*STATED EXERCISE:* Pictures don't belong in the copy; print all the records exactly.

*TASK DATA:*
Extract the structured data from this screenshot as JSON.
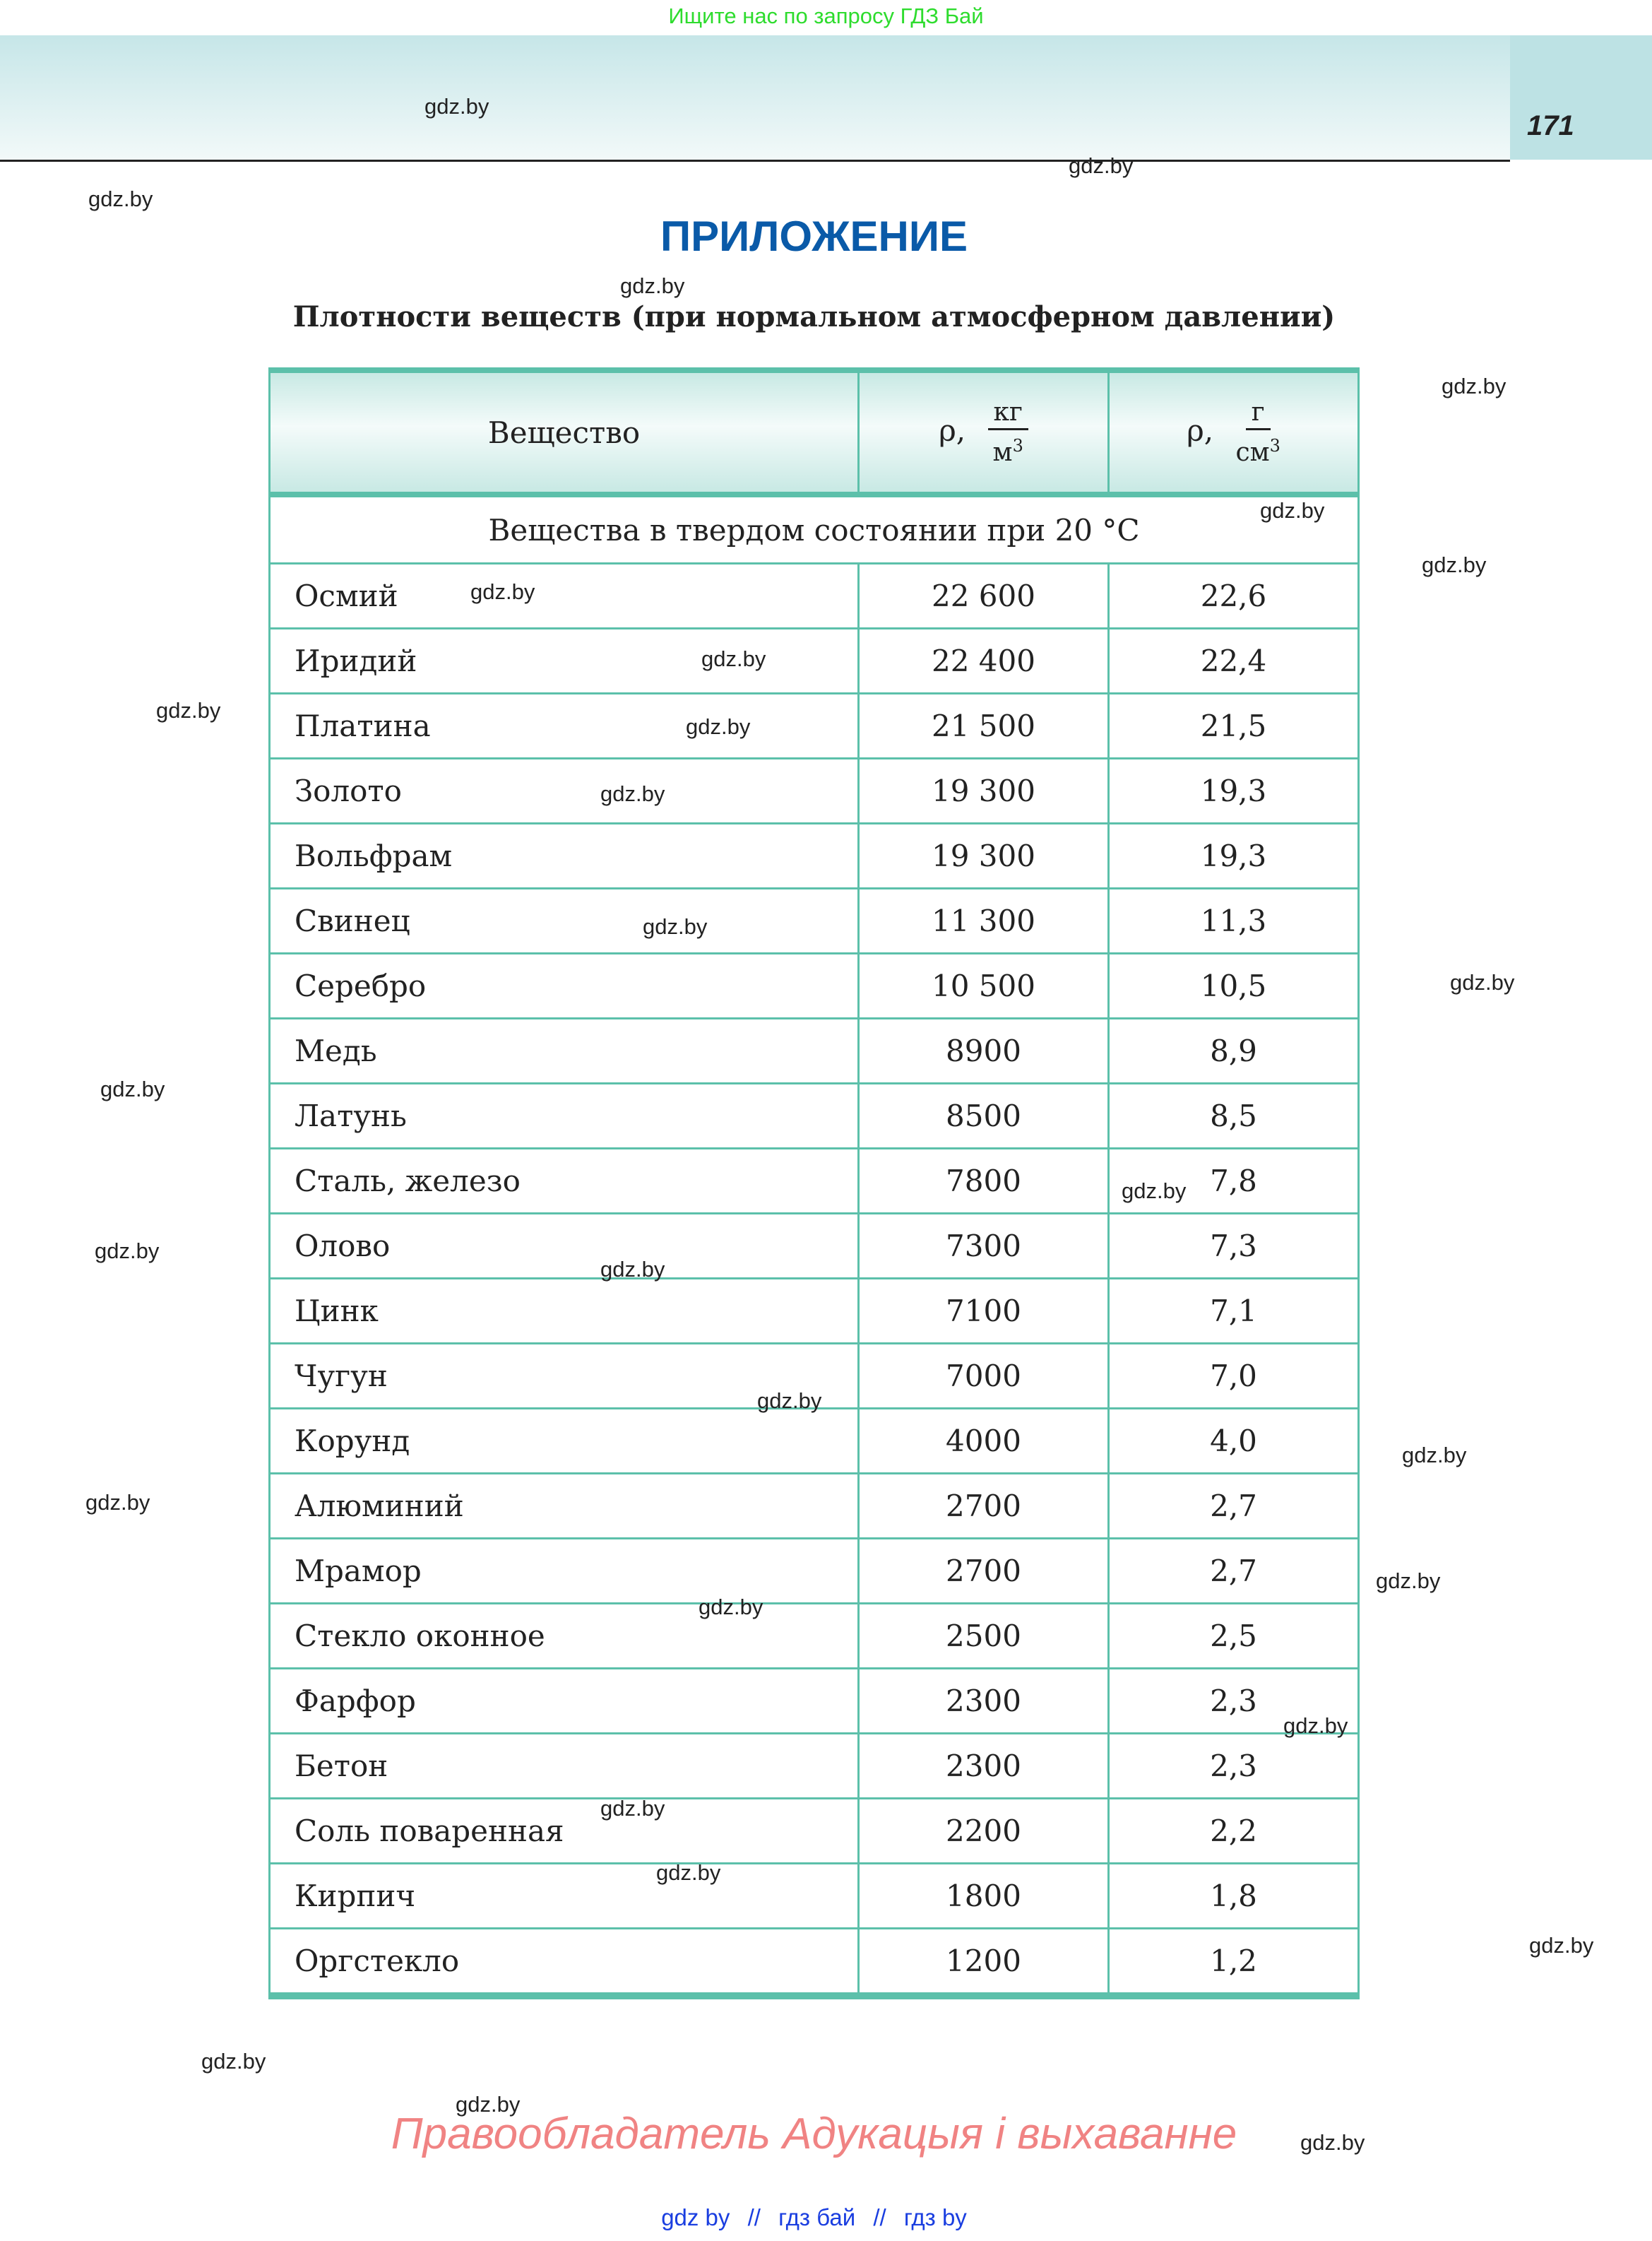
{
  "top_banner": "Ищите нас по запросу ГДЗ Бай",
  "page_number": "171",
  "title": "ПРИЛОЖЕНИЕ",
  "subtitle": "Плотности веществ (при нормальном атмосферном давлении)",
  "colors": {
    "accent": "#5cc0aa",
    "title": "#0a5aa8",
    "banner": "#2edc2e",
    "footer_red": "#f08383",
    "footer_links": "#1a3ee0"
  },
  "table": {
    "headers": {
      "substance": "Вещество",
      "rho": "ρ,",
      "unit1_num": "кг",
      "unit1_den": "м",
      "unit2_num": "г",
      "unit2_den": "см",
      "power": "3"
    },
    "section": "Вещества в твердом состоянии при 20 °C",
    "rows": [
      [
        "Осмий",
        "22 600",
        "22,6"
      ],
      [
        "Иридий",
        "22 400",
        "22,4"
      ],
      [
        "Платина",
        "21 500",
        "21,5"
      ],
      [
        "Золото",
        "19 300",
        "19,3"
      ],
      [
        "Вольфрам",
        "19 300",
        "19,3"
      ],
      [
        "Свинец",
        "11 300",
        "11,3"
      ],
      [
        "Серебро",
        "10 500",
        "10,5"
      ],
      [
        "Медь",
        "8900",
        "8,9"
      ],
      [
        "Латунь",
        "8500",
        "8,5"
      ],
      [
        "Сталь, железо",
        "7800",
        "7,8"
      ],
      [
        "Олово",
        "7300",
        "7,3"
      ],
      [
        "Цинк",
        "7100",
        "7,1"
      ],
      [
        "Чугун",
        "7000",
        "7,0"
      ],
      [
        "Корунд",
        "4000",
        "4,0"
      ],
      [
        "Алюминий",
        "2700",
        "2,7"
      ],
      [
        "Мрамор",
        "2700",
        "2,7"
      ],
      [
        "Стекло оконное",
        "2500",
        "2,5"
      ],
      [
        "Фарфор",
        "2300",
        "2,3"
      ],
      [
        "Бетон",
        "2300",
        "2,3"
      ],
      [
        "Соль поваренная",
        "2200",
        "2,2"
      ],
      [
        "Кирпич",
        "1800",
        "1,8"
      ],
      [
        "Оргстекло",
        "1200",
        "1,2"
      ]
    ]
  },
  "watermark": "gdz.by",
  "footer": {
    "copyright": "Правообладатель Адукацыя і выхаванне",
    "links": [
      "gdz by",
      "//",
      "гдз бай",
      "//",
      "гдз by"
    ]
  }
}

*THE ANSWER:*
Extract the structured data from this screenshot as JSON.
{
  "top_banner": "Ищите нас по запросу ГДЗ Бай",
  "page_number": "171",
  "title": "ПРИЛОЖЕНИЕ",
  "subtitle": "Плотности веществ (при нормальном атмосферном давлении)",
  "colors": {
    "accent": "#5cc0aa",
    "title": "#0a5aa8",
    "banner": "#2edc2e",
    "footer_red": "#f08383",
    "footer_links": "#1a3ee0"
  },
  "table": {
    "headers": {
      "substance": "Вещество",
      "rho": "ρ,",
      "unit1_num": "кг",
      "unit1_den": "м",
      "unit2_num": "г",
      "unit2_den": "см",
      "power": "3"
    },
    "section": "Вещества в твердом состоянии при 20 °C",
    "rows": [
      [
        "Осмий",
        "22 600",
        "22,6"
      ],
      [
        "Иридий",
        "22 400",
        "22,4"
      ],
      [
        "Платина",
        "21 500",
        "21,5"
      ],
      [
        "Золото",
        "19 300",
        "19,3"
      ],
      [
        "Вольфрам",
        "19 300",
        "19,3"
      ],
      [
        "Свинец",
        "11 300",
        "11,3"
      ],
      [
        "Серебро",
        "10 500",
        "10,5"
      ],
      [
        "Медь",
        "8900",
        "8,9"
      ],
      [
        "Латунь",
        "8500",
        "8,5"
      ],
      [
        "Сталь, железо",
        "7800",
        "7,8"
      ],
      [
        "Олово",
        "7300",
        "7,3"
      ],
      [
        "Цинк",
        "7100",
        "7,1"
      ],
      [
        "Чугун",
        "7000",
        "7,0"
      ],
      [
        "Корунд",
        "4000",
        "4,0"
      ],
      [
        "Алюминий",
        "2700",
        "2,7"
      ],
      [
        "Мрамор",
        "2700",
        "2,7"
      ],
      [
        "Стекло оконное",
        "2500",
        "2,5"
      ],
      [
        "Фарфор",
        "2300",
        "2,3"
      ],
      [
        "Бетон",
        "2300",
        "2,3"
      ],
      [
        "Соль поваренная",
        "2200",
        "2,2"
      ],
      [
        "Кирпич",
        "1800",
        "1,8"
      ],
      [
        "Оргстекло",
        "1200",
        "1,2"
      ]
    ]
  },
  "watermark": "gdz.by",
  "footer": {
    "copyright": "Правообладатель Адукацыя і выхаванне",
    "links": [
      "gdz by",
      "//",
      "гдз бай",
      "//",
      "гдз by"
    ]
  }
}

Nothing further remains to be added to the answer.